Task to complete: Transcribe the lines of the records starting with the one that has "Enumerate this screenshot's" in it and ending with the last, and transcribe nothing else.

Data rows:

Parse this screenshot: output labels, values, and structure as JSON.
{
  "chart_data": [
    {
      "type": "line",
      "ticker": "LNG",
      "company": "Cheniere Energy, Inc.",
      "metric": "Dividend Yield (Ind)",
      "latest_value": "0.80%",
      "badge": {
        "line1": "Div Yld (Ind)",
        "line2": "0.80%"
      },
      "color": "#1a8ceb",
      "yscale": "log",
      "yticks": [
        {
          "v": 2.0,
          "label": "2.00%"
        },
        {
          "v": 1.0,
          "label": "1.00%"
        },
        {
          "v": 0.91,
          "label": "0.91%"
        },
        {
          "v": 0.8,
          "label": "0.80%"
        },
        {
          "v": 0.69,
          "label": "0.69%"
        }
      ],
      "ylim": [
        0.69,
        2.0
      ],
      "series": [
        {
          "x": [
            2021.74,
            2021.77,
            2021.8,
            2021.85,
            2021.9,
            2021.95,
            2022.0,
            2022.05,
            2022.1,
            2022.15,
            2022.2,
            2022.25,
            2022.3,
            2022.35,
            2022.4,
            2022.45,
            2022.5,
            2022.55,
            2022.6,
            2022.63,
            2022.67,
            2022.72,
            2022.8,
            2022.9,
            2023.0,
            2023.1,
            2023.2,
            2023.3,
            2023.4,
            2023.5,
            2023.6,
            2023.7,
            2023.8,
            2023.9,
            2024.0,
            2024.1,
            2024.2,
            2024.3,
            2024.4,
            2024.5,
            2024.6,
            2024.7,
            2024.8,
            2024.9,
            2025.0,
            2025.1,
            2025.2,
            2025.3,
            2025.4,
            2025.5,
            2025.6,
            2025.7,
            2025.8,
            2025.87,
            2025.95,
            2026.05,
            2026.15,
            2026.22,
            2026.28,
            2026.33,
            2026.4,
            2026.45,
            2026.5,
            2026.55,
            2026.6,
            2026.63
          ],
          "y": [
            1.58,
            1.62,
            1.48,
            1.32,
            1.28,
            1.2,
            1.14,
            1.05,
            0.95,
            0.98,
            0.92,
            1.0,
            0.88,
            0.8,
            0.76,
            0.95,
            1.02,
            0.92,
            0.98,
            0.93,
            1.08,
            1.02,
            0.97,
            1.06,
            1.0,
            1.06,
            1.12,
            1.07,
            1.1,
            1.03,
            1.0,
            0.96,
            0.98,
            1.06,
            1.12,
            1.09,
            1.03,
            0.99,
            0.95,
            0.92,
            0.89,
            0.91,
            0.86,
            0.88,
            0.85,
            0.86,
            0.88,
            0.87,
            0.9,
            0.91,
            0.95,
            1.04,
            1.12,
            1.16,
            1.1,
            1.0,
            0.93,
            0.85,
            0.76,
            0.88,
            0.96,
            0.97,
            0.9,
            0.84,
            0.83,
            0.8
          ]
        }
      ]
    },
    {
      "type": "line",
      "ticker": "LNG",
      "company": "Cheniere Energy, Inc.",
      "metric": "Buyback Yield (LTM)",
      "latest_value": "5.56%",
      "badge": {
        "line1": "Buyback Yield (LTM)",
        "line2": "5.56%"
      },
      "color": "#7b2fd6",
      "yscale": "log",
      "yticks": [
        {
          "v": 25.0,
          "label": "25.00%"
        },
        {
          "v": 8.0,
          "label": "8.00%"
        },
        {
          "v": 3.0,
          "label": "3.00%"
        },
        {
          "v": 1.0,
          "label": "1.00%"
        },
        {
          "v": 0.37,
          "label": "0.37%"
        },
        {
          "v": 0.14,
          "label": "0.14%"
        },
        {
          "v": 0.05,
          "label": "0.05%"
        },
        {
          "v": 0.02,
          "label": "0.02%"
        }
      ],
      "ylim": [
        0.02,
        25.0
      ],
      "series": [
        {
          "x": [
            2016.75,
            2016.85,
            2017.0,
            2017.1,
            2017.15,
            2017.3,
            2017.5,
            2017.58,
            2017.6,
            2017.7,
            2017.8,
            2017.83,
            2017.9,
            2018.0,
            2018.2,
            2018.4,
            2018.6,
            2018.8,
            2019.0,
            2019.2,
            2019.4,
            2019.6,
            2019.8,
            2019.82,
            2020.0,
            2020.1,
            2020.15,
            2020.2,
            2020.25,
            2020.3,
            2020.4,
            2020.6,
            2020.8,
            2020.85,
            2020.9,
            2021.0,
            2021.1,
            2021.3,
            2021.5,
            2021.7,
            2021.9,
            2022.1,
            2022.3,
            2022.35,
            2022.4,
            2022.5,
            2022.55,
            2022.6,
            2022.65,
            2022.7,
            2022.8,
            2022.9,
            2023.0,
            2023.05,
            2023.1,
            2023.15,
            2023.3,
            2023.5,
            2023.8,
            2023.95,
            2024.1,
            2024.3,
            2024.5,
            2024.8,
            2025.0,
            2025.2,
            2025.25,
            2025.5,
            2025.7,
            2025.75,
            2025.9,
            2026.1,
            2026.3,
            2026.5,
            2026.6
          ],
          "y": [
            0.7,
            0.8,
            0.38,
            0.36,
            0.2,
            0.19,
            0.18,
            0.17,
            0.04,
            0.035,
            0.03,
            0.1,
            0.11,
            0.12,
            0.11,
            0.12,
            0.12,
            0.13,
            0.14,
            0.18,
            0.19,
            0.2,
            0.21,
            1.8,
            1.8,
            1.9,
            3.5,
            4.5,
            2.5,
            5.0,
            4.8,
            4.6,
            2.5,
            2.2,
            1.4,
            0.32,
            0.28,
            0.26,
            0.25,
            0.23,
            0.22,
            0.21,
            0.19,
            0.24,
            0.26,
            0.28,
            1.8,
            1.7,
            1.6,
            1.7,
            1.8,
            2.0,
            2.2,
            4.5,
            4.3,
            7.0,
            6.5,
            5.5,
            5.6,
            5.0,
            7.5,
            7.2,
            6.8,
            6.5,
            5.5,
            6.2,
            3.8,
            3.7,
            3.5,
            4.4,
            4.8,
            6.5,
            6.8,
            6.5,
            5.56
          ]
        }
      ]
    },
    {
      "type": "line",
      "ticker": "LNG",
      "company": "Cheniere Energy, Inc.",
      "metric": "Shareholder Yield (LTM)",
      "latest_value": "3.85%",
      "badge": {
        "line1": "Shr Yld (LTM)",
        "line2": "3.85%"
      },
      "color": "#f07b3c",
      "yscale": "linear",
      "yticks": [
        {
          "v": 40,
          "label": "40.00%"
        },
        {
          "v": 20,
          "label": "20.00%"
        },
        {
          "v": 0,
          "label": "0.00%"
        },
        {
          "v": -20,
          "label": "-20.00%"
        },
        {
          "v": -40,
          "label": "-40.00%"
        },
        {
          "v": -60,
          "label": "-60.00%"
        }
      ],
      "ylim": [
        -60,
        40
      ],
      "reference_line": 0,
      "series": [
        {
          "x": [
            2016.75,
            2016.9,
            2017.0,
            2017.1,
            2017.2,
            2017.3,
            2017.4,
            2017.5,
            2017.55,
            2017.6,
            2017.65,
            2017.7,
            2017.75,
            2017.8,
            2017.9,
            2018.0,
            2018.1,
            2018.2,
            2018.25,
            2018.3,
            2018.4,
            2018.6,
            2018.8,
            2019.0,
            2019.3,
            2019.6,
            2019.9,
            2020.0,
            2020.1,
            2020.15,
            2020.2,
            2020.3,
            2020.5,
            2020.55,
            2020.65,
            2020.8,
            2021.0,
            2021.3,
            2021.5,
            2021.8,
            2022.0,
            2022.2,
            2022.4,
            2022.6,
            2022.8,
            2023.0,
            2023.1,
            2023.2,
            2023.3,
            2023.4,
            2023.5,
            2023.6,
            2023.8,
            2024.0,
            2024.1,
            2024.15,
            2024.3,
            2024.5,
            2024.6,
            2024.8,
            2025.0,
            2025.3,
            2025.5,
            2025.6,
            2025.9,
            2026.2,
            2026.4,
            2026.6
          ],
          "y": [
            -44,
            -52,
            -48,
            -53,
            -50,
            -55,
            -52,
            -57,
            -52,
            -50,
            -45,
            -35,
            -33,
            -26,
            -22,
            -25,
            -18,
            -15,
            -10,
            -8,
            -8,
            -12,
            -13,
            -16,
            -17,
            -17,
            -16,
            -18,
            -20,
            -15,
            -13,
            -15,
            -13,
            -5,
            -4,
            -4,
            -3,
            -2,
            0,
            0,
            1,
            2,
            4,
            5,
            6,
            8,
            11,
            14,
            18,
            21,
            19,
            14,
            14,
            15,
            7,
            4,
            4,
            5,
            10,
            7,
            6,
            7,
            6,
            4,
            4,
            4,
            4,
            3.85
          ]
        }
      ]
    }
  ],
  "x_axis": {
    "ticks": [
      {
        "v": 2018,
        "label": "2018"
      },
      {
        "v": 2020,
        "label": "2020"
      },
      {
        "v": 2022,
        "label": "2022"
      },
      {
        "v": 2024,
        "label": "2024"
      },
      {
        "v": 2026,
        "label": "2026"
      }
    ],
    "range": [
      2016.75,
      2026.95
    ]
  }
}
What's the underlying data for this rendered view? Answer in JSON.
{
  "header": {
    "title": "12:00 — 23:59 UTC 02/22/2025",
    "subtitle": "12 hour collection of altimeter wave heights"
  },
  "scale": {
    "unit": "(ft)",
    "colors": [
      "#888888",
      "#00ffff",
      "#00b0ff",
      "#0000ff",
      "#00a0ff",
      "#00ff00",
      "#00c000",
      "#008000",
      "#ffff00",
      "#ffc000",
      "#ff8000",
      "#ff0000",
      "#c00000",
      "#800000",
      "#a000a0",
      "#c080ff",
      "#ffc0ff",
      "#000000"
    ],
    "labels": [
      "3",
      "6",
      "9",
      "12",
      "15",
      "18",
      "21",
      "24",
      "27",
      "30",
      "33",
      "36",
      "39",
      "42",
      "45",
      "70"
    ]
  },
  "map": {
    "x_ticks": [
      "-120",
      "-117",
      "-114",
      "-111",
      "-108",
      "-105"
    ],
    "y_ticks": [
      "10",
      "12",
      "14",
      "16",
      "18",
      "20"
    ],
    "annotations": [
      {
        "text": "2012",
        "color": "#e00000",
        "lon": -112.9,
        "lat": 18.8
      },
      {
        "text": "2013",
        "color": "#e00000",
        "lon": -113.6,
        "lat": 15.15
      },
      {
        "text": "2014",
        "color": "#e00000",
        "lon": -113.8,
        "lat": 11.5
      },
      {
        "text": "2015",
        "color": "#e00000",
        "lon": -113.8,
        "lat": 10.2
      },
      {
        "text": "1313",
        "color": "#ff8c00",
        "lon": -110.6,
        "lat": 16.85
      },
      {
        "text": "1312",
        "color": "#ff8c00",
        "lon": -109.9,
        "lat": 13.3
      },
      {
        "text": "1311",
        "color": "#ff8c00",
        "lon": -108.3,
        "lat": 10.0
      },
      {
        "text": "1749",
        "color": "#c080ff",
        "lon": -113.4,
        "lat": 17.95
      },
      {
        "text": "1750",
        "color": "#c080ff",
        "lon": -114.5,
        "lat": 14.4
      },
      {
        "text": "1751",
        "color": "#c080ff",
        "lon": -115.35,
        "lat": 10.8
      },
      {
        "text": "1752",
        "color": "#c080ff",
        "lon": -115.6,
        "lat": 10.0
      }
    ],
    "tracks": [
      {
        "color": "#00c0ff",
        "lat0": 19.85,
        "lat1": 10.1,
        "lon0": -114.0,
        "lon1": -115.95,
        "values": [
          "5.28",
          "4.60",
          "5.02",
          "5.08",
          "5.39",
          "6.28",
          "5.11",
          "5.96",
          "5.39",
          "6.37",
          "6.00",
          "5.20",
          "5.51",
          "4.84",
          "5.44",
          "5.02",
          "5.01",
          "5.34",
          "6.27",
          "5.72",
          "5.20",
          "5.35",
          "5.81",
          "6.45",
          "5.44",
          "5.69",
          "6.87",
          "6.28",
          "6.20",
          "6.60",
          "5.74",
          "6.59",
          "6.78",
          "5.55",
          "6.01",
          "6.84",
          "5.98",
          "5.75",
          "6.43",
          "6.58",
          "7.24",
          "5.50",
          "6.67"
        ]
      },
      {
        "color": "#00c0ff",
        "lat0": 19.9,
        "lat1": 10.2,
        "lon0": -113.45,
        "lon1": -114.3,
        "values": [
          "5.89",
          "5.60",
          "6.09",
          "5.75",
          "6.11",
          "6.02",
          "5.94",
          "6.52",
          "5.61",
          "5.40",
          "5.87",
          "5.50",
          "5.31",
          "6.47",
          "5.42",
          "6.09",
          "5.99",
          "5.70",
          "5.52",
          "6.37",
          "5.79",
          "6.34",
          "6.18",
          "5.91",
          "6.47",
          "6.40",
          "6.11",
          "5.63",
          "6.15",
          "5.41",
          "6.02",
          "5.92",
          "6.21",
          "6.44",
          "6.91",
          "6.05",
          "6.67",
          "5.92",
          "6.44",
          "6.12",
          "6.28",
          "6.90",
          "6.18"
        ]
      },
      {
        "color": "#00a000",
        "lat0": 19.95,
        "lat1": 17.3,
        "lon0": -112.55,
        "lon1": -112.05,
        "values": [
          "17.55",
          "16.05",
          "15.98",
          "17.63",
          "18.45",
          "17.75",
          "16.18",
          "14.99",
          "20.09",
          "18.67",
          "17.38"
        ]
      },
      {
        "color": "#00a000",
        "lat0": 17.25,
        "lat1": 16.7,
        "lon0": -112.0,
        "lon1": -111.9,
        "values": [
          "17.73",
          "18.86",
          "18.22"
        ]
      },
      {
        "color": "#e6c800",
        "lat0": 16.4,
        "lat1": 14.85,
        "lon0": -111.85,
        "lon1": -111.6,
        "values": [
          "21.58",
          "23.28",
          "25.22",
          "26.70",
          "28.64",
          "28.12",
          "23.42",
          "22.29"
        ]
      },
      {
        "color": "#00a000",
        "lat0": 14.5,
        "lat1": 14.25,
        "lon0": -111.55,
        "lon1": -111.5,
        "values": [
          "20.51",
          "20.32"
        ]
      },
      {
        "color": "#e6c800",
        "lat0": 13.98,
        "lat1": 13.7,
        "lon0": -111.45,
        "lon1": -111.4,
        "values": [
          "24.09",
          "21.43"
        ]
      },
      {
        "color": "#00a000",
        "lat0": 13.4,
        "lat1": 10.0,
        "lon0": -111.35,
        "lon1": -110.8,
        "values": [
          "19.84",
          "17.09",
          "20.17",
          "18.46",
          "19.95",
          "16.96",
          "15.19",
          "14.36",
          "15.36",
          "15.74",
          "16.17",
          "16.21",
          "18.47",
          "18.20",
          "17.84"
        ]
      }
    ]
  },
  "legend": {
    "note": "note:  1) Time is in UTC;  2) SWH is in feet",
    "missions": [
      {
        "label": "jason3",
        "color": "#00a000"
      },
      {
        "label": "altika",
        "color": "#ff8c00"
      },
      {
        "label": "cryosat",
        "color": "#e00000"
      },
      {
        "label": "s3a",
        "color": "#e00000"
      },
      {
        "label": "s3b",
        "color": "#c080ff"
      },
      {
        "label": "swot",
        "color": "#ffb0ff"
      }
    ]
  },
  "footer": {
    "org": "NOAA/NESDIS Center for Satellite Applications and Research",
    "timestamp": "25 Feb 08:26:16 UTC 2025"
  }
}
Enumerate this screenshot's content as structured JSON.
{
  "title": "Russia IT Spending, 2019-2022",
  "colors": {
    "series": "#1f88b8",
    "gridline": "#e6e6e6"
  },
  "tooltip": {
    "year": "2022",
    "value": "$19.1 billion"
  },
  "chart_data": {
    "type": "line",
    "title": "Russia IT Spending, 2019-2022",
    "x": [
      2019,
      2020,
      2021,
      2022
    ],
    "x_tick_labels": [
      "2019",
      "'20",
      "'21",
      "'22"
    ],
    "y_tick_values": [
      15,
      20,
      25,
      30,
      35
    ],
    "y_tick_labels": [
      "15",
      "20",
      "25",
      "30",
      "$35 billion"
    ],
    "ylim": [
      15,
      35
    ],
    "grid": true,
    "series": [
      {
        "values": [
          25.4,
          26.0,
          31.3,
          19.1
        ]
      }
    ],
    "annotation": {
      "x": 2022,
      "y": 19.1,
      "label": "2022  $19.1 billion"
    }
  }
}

Answer to the task:
Enumerate this screenshot's content as structured JSON.
{
  "title": "Russia IT Spending, 2019-2022",
  "colors": {
    "series": "#1f88b8",
    "gridline": "#e6e6e6"
  },
  "tooltip": {
    "year": "2022",
    "value": "$19.1 billion"
  },
  "chart_data": {
    "type": "line",
    "title": "Russia IT Spending, 2019-2022",
    "x": [
      2019,
      2020,
      2021,
      2022
    ],
    "x_tick_labels": [
      "2019",
      "'20",
      "'21",
      "'22"
    ],
    "y_tick_values": [
      15,
      20,
      25,
      30,
      35
    ],
    "y_tick_labels": [
      "15",
      "20",
      "25",
      "30",
      "$35 billion"
    ],
    "ylim": [
      15,
      35
    ],
    "grid": true,
    "series": [
      {
        "values": [
          25.4,
          26.0,
          31.3,
          19.1
        ]
      }
    ],
    "annotation": {
      "x": 2022,
      "y": 19.1,
      "label": "2022  $19.1 billion"
    }
  }
}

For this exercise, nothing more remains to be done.